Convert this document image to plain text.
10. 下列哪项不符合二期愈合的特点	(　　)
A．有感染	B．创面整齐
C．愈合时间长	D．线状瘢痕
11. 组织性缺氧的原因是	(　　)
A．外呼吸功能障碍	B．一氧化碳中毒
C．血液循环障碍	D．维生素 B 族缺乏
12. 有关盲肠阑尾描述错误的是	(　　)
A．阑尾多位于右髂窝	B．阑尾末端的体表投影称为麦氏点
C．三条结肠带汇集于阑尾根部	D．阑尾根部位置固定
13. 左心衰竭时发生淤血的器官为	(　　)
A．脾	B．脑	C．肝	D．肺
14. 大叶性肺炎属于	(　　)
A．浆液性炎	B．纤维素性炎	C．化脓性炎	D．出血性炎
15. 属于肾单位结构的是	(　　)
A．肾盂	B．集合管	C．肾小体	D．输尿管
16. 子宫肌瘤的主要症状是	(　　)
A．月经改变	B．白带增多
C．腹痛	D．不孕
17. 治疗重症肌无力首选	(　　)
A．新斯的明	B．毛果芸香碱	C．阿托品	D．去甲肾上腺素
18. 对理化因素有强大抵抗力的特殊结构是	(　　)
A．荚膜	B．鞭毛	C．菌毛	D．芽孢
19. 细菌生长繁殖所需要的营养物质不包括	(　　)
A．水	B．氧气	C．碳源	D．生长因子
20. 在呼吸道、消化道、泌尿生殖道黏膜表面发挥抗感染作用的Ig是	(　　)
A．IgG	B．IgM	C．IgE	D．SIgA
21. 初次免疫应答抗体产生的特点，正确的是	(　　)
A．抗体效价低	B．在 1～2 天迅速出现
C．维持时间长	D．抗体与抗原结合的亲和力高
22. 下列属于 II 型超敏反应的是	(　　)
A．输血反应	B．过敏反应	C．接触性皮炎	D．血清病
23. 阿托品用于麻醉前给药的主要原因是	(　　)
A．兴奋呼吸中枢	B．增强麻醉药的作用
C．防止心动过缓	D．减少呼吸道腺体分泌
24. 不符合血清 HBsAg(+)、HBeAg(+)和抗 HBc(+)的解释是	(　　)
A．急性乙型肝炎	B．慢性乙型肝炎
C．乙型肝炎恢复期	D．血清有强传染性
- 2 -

◆ ◆ ◆ ◆

*PROBLEM TO SOLVE:* Write out every line exactly as it stands.

*ANSWER:*
Convert this document image to plain text.
10. 下列哪项不符合二期愈合的特点	(　　)
A．有感染	B．创面整齐
C．愈合时间长	D．线状瘢痕
11. 组织性缺氧的原因是	(　　)
A．外呼吸功能障碍	B．一氧化碳中毒
C．血液循环障碍	D．维生素 B 族缺乏
12. 有关盲肠阑尾描述错误的是	(　　)
A．阑尾多位于右髂窝	B．阑尾末端的体表投影称为麦氏点
C．三条结肠带汇集于阑尾根部	D．阑尾根部位置固定
13. 左心衰竭时发生淤血的器官为	(　　)
A．脾	B．脑	C．肝	D．肺
14. 大叶性肺炎属于	(　　)
A．浆液性炎	B．纤维素性炎	C．化脓性炎	D．出血性炎
15. 属于肾单位结构的是	(　　)
A．肾盂	B．集合管	C．肾小体	D．输尿管
16. 子宫肌瘤的主要症状是	(　　)
A．月经改变	B．白带增多
C．腹痛	D．不孕
17. 治疗重症肌无力首选	(　　)
A．新斯的明	B．毛果芸香碱	C．阿托品	D．去甲肾上腺素
18. 对理化因素有强大抵抗力的特殊结构是	(　　)
A．荚膜	B．鞭毛	C．菌毛	D．芽孢
19. 细菌生长繁殖所需要的营养物质不包括	(　　)
A．水	B．氧气	C．碳源	D．生长因子
20. 在呼吸道、消化道、泌尿生殖道黏膜表面发挥抗感染作用的Ig是	(　　)
A．IgG	B．IgM	C．IgE	D．SIgA
21. 初次免疫应答抗体产生的特点，正确的是	(　　)
A．抗体效价低	B．在 1～2 天迅速出现
C．维持时间长	D．抗体与抗原结合的亲和力高
22. 下列属于 II 型超敏反应的是	(　　)
A．输血反应	B．过敏反应	C．接触性皮炎	D．血清病
23. 阿托品用于麻醉前给药的主要原因是	(　　)
A．兴奋呼吸中枢	B．增强麻醉药的作用
C．防止心动过缓	D．减少呼吸道腺体分泌
24. 不符合血清 HBsAg(+)、HBeAg(+)和抗 HBc(+)的解释是	(　　)
A．急性乙型肝炎	B．慢性乙型肝炎
C．乙型肝炎恢复期	D．血清有强传染性
- 2 -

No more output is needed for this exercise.